→ Challenge
Pull each line holding the word "électriques" from the data.

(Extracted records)
=====

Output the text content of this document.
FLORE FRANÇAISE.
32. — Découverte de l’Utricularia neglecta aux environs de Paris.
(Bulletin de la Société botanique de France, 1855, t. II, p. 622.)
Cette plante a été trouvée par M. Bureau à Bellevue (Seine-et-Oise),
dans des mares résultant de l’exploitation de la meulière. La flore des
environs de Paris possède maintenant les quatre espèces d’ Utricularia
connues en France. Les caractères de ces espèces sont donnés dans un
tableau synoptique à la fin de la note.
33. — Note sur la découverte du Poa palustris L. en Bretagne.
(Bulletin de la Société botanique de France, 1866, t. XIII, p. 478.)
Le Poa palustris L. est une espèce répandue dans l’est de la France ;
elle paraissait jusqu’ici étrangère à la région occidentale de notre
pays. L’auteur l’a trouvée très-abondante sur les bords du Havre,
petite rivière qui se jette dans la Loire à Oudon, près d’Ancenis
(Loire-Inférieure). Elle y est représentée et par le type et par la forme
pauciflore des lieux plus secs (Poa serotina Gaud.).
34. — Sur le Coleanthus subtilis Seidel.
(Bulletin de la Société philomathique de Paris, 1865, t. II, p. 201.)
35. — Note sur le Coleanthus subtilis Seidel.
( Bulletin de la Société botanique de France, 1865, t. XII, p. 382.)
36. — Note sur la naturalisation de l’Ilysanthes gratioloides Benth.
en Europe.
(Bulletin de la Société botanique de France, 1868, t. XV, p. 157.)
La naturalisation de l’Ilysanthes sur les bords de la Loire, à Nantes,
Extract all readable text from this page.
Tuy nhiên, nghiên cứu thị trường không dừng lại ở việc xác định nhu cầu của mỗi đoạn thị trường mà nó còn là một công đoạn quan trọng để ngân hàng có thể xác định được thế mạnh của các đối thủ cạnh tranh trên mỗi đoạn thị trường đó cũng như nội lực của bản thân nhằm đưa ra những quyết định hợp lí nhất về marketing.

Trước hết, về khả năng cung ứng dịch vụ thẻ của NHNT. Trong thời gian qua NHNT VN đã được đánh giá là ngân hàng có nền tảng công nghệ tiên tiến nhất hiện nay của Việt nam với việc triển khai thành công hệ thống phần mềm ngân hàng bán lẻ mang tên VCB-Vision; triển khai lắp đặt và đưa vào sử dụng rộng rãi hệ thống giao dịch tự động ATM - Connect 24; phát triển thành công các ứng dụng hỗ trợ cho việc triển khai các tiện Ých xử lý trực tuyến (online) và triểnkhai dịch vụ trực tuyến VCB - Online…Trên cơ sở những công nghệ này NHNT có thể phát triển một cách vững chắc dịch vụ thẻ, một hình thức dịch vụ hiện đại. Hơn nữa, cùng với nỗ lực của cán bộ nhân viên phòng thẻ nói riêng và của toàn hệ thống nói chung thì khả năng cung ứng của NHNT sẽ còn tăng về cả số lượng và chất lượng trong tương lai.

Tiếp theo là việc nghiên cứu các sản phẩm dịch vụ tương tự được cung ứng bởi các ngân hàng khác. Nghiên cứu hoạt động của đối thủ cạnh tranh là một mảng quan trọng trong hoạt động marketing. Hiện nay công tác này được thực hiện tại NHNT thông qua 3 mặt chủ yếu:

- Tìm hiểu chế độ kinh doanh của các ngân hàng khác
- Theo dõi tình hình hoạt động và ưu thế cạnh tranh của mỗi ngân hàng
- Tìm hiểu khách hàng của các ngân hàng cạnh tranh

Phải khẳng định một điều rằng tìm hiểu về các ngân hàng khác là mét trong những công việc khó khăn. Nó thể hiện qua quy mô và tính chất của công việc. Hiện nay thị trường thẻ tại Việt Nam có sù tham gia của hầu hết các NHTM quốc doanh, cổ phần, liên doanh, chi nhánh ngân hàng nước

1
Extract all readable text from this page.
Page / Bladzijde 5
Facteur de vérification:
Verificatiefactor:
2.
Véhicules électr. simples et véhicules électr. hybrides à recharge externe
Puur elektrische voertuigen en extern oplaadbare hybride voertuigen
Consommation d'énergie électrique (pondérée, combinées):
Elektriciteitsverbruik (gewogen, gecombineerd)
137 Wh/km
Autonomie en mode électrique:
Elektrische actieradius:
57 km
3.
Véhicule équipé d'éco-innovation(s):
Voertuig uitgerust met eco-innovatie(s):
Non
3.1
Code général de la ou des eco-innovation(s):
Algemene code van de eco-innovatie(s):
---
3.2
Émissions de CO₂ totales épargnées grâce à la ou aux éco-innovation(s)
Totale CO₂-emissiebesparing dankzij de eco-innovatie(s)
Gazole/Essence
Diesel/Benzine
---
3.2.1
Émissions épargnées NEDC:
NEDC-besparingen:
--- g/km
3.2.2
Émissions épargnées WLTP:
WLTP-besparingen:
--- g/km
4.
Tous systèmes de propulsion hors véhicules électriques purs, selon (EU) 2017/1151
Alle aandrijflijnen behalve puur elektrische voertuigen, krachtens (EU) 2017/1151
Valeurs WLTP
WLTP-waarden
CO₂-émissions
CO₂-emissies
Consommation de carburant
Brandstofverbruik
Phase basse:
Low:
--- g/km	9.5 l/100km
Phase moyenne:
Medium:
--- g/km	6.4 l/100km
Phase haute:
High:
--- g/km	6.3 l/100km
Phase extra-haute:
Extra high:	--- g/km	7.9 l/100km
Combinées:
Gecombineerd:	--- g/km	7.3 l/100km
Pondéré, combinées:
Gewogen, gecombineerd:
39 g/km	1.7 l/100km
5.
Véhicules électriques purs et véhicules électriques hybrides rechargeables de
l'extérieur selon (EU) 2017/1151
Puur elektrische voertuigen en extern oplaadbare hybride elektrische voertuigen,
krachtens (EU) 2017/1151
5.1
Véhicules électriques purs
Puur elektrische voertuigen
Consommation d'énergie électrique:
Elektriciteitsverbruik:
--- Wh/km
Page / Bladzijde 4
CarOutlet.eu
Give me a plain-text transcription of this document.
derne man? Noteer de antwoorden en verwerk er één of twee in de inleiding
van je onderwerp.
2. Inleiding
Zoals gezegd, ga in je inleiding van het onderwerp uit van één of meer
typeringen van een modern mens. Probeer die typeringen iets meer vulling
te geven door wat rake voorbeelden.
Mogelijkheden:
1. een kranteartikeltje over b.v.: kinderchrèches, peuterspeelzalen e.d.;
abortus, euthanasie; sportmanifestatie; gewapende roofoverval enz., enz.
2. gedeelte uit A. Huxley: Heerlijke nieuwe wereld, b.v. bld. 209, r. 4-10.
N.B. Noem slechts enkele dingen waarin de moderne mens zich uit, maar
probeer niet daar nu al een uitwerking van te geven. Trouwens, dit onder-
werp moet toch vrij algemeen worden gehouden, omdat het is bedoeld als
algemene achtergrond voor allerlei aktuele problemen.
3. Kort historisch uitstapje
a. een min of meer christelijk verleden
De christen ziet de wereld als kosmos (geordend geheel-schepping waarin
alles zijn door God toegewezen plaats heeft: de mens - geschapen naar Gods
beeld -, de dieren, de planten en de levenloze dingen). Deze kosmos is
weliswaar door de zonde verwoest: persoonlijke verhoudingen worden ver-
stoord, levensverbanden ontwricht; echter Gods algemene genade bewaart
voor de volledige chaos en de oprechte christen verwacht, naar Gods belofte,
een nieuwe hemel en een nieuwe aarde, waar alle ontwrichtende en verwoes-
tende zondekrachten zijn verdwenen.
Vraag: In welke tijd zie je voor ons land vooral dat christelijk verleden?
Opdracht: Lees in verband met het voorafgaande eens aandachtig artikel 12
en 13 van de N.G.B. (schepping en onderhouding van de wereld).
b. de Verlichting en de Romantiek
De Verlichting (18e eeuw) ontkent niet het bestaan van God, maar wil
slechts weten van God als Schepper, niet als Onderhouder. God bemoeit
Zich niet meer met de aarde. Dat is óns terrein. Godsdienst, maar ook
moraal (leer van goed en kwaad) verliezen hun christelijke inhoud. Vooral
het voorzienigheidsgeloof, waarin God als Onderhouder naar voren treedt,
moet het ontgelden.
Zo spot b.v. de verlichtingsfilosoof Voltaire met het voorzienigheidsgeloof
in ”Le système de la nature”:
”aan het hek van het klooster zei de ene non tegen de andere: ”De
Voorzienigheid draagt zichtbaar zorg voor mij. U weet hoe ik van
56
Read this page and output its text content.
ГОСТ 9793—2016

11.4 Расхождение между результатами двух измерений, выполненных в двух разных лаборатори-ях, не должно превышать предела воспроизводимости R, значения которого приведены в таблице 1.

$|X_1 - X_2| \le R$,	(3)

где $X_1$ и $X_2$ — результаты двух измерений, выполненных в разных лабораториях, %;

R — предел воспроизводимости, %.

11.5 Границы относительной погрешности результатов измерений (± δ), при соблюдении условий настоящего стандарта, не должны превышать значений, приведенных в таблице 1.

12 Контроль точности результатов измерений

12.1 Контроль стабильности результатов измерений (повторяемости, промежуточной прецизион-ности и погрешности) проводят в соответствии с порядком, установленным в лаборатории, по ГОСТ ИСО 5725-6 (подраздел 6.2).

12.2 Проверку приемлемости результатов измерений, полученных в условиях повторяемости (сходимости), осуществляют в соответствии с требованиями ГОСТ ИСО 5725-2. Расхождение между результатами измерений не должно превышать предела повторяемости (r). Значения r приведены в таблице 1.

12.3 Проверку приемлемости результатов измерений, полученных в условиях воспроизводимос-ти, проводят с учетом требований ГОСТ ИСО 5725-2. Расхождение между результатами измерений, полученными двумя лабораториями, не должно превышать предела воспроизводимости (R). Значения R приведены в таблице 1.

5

=====

→ Answer to this exercise
Tous systèmes de propulsion hors véhicules électriques purs, selon (EU) 2017/1151
Véhicules électriques purs et véhicules électriques hybrides rechargeables de
Véhicules électriques purs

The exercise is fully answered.